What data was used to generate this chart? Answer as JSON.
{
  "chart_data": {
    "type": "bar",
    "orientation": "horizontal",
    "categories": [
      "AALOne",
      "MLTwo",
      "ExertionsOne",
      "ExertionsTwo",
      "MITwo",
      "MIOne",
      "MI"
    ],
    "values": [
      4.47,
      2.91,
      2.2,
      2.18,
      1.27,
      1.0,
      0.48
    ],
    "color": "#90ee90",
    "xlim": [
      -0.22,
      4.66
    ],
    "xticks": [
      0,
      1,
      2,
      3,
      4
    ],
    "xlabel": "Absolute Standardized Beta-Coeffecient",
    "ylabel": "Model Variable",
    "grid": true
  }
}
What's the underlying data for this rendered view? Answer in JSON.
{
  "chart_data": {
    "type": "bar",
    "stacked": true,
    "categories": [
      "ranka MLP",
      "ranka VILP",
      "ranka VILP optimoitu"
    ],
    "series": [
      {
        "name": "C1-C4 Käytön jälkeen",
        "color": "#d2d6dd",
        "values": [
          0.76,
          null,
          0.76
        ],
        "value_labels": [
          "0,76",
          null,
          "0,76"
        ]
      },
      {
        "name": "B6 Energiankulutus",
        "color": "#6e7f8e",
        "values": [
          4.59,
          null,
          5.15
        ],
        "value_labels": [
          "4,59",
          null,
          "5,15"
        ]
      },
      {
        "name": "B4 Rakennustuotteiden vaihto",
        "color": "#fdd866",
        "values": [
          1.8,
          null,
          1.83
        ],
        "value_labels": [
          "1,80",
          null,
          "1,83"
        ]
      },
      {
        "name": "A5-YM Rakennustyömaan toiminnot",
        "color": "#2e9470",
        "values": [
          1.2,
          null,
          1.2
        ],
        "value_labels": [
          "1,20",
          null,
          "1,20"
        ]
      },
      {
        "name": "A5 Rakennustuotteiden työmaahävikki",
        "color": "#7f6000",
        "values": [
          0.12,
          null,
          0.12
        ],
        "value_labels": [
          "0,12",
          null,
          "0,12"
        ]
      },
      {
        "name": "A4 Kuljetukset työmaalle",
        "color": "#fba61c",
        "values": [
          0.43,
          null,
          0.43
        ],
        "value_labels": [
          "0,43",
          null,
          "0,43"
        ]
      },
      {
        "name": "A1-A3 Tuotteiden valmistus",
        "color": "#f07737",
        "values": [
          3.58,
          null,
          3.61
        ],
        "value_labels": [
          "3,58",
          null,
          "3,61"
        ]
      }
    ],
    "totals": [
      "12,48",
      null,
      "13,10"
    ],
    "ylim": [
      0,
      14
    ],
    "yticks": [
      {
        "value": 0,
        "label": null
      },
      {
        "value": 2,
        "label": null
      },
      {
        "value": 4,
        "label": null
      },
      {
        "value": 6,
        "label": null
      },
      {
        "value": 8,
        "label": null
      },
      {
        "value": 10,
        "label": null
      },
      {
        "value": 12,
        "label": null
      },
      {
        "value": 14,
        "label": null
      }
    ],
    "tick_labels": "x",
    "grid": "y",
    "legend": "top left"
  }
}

* * * * * * * * *

STATED PROBLEM:
Establish how many lines of the material above hold the word "name". Nothing but the count should be returned.

FULL SOLUTION:
7